======== RECORD EXTRACTS

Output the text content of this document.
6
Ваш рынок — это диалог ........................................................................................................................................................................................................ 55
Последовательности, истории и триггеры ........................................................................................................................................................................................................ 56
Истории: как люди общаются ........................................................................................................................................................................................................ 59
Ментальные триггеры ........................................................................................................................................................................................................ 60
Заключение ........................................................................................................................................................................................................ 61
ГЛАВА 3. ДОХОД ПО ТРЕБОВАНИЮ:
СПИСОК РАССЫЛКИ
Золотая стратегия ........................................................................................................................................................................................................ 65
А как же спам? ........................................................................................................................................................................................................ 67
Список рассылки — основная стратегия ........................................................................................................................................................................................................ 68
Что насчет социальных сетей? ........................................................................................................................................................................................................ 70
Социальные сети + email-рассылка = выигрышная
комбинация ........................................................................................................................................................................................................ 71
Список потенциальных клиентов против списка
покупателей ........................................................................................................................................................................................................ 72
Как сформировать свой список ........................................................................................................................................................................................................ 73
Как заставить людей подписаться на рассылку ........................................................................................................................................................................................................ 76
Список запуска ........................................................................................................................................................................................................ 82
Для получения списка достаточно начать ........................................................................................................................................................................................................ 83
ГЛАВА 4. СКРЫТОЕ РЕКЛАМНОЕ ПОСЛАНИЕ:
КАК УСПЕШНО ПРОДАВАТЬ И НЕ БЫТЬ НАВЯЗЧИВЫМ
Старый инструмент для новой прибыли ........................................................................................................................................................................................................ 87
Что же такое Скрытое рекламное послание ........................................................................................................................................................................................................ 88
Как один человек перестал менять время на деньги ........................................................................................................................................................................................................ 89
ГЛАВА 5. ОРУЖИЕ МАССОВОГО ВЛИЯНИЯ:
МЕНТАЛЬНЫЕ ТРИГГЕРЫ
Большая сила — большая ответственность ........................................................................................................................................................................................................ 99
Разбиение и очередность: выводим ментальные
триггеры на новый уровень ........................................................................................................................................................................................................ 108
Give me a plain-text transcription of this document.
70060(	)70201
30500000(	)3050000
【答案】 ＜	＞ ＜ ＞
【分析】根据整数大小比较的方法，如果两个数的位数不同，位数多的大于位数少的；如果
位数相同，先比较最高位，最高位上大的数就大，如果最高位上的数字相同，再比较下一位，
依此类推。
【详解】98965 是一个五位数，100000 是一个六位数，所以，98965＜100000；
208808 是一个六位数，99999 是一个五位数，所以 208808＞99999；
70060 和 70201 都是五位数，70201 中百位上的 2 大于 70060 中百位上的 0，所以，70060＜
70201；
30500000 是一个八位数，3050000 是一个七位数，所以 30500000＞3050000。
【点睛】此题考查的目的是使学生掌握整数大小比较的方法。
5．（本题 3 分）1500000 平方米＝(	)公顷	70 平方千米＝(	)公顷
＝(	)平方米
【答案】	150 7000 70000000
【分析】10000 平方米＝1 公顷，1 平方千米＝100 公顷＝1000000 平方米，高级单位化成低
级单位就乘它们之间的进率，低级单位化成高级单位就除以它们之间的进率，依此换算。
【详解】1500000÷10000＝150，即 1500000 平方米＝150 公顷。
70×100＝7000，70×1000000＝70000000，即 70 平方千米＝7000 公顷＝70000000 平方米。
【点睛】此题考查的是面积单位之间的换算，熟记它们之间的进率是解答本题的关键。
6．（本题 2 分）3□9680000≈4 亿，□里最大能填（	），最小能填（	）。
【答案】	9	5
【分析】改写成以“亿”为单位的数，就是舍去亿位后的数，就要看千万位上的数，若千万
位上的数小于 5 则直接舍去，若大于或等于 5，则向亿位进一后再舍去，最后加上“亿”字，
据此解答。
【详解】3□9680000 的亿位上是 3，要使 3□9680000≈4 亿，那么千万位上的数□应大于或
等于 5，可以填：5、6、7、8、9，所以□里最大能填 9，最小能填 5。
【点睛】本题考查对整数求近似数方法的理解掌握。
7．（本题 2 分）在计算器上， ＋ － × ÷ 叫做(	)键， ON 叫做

================

> **TASK**: How many of the lines above contain the string "平方千米"? Give the number only.

> **FINAL ANSWER**: 3